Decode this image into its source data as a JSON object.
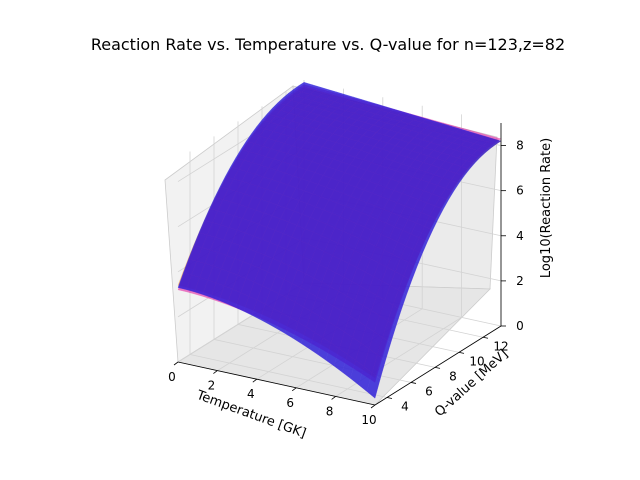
{
  "chart_data": {
    "type": "surface3d",
    "title": "Reaction Rate vs. Temperature vs. Q-value for n=123,z=82",
    "xlabel": "Temperature [GK]",
    "ylabel": "Q-value [MeV]",
    "zlabel": "Log10(Reaction Rate)",
    "xlim": [
      0,
      10
    ],
    "ylim": [
      3,
      13.5
    ],
    "zlim": [
      0,
      9
    ],
    "xticks": [
      "0",
      "2",
      "4",
      "6",
      "8",
      "10"
    ],
    "yticks": [
      "4",
      "6",
      "8",
      "10",
      "12"
    ],
    "zticks": [
      "0",
      "2",
      "4",
      "6",
      "8"
    ],
    "grid": true,
    "surfaces": [
      {
        "color": "#ff8c1a",
        "corner_z": {
          "t0_qlow": 3.4,
          "t0_qhigh": 8.7,
          "t10_qlow": 1.2,
          "t10_qhigh": 8.2
        }
      },
      {
        "color": "#e0109a",
        "corner_z": {
          "t0_qlow": 3.2,
          "t0_qhigh": 8.8,
          "t10_qlow": 1.0,
          "t10_qhigh": 8.3
        }
      },
      {
        "color": "#2a1ad8",
        "corner_z": {
          "t0_qlow": 3.3,
          "t0_qhigh": 8.9,
          "t10_qlow": 0.3,
          "t10_qhigh": 8.2
        }
      }
    ]
  }
}
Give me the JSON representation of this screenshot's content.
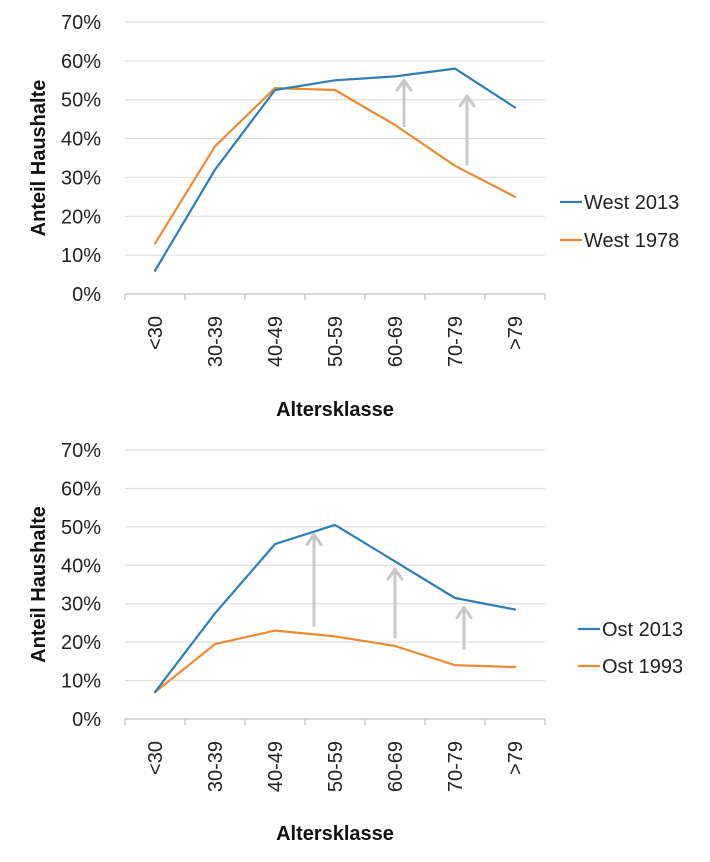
{
  "chart_data": [
    {
      "type": "line",
      "xlabel": "Altersklasse",
      "ylabel": "Anteil Haushalte",
      "categories": [
        "<30",
        "30-39",
        "40-49",
        "50-59",
        "60-69",
        "70-79",
        ">79"
      ],
      "yticks": [
        "0%",
        "10%",
        "20%",
        "30%",
        "40%",
        "50%",
        "60%",
        "70%"
      ],
      "ylim": [
        0,
        70
      ],
      "grid": true,
      "legend_position": "right",
      "series": [
        {
          "name": "West 2013",
          "color": "#2E7EB2",
          "values": [
            6,
            32,
            52.5,
            55,
            56,
            58,
            48
          ]
        },
        {
          "name": "West 1978",
          "color": "#EB8B34",
          "values": [
            13,
            38,
            53,
            52.5,
            43.5,
            33,
            25
          ]
        }
      ],
      "annotations": [
        {
          "type": "arrow",
          "between": [
            "60-69",
            "70-79"
          ],
          "x_fraction": 0.15,
          "from": 43,
          "to": 55,
          "color": "#C8C8C8"
        },
        {
          "type": "arrow",
          "between": [
            "70-79",
            ">79"
          ],
          "x_fraction": 0.2,
          "from": 33,
          "to": 51,
          "color": "#C8C8C8"
        }
      ]
    },
    {
      "type": "line",
      "xlabel": "Altersklasse",
      "ylabel": "Anteil Haushalte",
      "categories": [
        "<30",
        "30-39",
        "40-49",
        "50-59",
        "60-69",
        "70-79",
        ">79"
      ],
      "yticks": [
        "0%",
        "10%",
        "20%",
        "30%",
        "40%",
        "50%",
        "60%",
        "70%"
      ],
      "ylim": [
        0,
        70
      ],
      "grid": true,
      "legend_position": "right",
      "series": [
        {
          "name": "Ost 2013",
          "color": "#2E7EB2",
          "values": [
            7,
            27.5,
            45.5,
            50.5,
            41,
            31.5,
            28.5
          ]
        },
        {
          "name": "Ost 1993",
          "color": "#EB8B34",
          "values": [
            7,
            19.5,
            23,
            21.5,
            19,
            14,
            13.5
          ]
        }
      ],
      "annotations": [
        {
          "type": "arrow",
          "between": [
            "40-49",
            "50-59"
          ],
          "x_fraction": 0.65,
          "from": 24,
          "to": 48,
          "color": "#C8C8C8"
        },
        {
          "type": "arrow",
          "between": [
            "60-69",
            "70-79"
          ],
          "x_fraction": 0.0,
          "from": 21,
          "to": 39,
          "color": "#C8C8C8"
        },
        {
          "type": "arrow",
          "between": [
            "70-79",
            ">79"
          ],
          "x_fraction": 0.15,
          "from": 18,
          "to": 29,
          "color": "#C8C8C8"
        }
      ]
    }
  ]
}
◆ ◆ ◆ ◆ ◆ ◆ ◆
*YOUR OBJECTIVE*:
Copy every record above exactly as written, but leave out the pictures.

*SOLUTION TO THIS EXERCISE*:
Decode this image into its source data as a JSON object.
{
  "chart_data": {
    "type": "surface3d",
    "title": "Reaction Rate vs. Temperature vs. Q-value for n=123,z=82",
    "xlabel": "Temperature [GK]",
    "ylabel": "Q-value [MeV]",
    "zlabel": "Log10(Reaction Rate)",
    "xlim": [
      0,
      10
    ],
    "ylim": [
      3,
      13.5
    ],
    "zlim": [
      0,
      9
    ],
    "xticks": [
      "0",
      "2",
      "4",
      "6",
      "8",
      "10"
    ],
    "yticks": [
      "4",
      "6",
      "8",
      "10",
      "12"
    ],
    "zticks": [
      "0",
      "2",
      "4",
      "6",
      "8"
    ],
    "grid": true,
    "surfaces": [
      {
        "color": "#ff8c1a",
        "corner_z": {
          "t0_qlow": 3.4,
          "t0_qhigh": 8.7,
          "t10_qlow": 1.2,
          "t10_qhigh": 8.2
        }
      },
      {
        "color": "#e0109a",
        "corner_z": {
          "t0_qlow": 3.2,
          "t0_qhigh": 8.8,
          "t10_qlow": 1.0,
          "t10_qhigh": 8.3
        }
      },
      {
        "color": "#2a1ad8",
        "corner_z": {
          "t0_qlow": 3.3,
          "t0_qhigh": 8.9,
          "t10_qlow": 0.3,
          "t10_qhigh": 8.2
        }
      }
    ]
  }
}
Give me the JSON representation of this screenshot's content.
{
  "chart_data": [
    {
      "type": "line",
      "xlabel": "Altersklasse",
      "ylabel": "Anteil Haushalte",
      "categories": [
        "<30",
        "30-39",
        "40-49",
        "50-59",
        "60-69",
        "70-79",
        ">79"
      ],
      "yticks": [
        "0%",
        "10%",
        "20%",
        "30%",
        "40%",
        "50%",
        "60%",
        "70%"
      ],
      "ylim": [
        0,
        70
      ],
      "grid": true,
      "legend_position": "right",
      "series": [
        {
          "name": "West 2013",
          "color": "#2E7EB2",
          "values": [
            6,
            32,
            52.5,
            55,
            56,
            58,
            48
          ]
        },
        {
          "name": "West 1978",
          "color": "#EB8B34",
          "values": [
            13,
            38,
            53,
            52.5,
            43.5,
            33,
            25
          ]
        }
      ],
      "annotations": [
        {
          "type": "arrow",
          "between": [
            "60-69",
            "70-79"
          ],
          "x_fraction": 0.15,
          "from": 43,
          "to": 55,
          "color": "#C8C8C8"
        },
        {
          "type": "arrow",
          "between": [
            "70-79",
            ">79"
          ],
          "x_fraction": 0.2,
          "from": 33,
          "to": 51,
          "color": "#C8C8C8"
        }
      ]
    },
    {
      "type": "line",
      "xlabel": "Altersklasse",
      "ylabel": "Anteil Haushalte",
      "categories": [
        "<30",
        "30-39",
        "40-49",
        "50-59",
        "60-69",
        "70-79",
        ">79"
      ],
      "yticks": [
        "0%",
        "10%",
        "20%",
        "30%",
        "40%",
        "50%",
        "60%",
        "70%"
      ],
      "ylim": [
        0,
        70
      ],
      "grid": true,
      "legend_position": "right",
      "series": [
        {
          "name": "Ost 2013",
          "color": "#2E7EB2",
          "values": [
            7,
            27.5,
            45.5,
            50.5,
            41,
            31.5,
            28.5
          ]
        },
        {
          "name": "Ost 1993",
          "color": "#EB8B34",
          "values": [
            7,
            19.5,
            23,
            21.5,
            19,
            14,
            13.5
          ]
        }
      ],
      "annotations": [
        {
          "type": "arrow",
          "between": [
            "40-49",
            "50-59"
          ],
          "x_fraction": 0.65,
          "from": 24,
          "to": 48,
          "color": "#C8C8C8"
        },
        {
          "type": "arrow",
          "between": [
            "60-69",
            "70-79"
          ],
          "x_fraction": 0.0,
          "from": 21,
          "to": 39,
          "color": "#C8C8C8"
        },
        {
          "type": "arrow",
          "between": [
            "70-79",
            ">79"
          ],
          "x_fraction": 0.15,
          "from": 18,
          "to": 29,
          "color": "#C8C8C8"
        }
      ]
    }
  ]
}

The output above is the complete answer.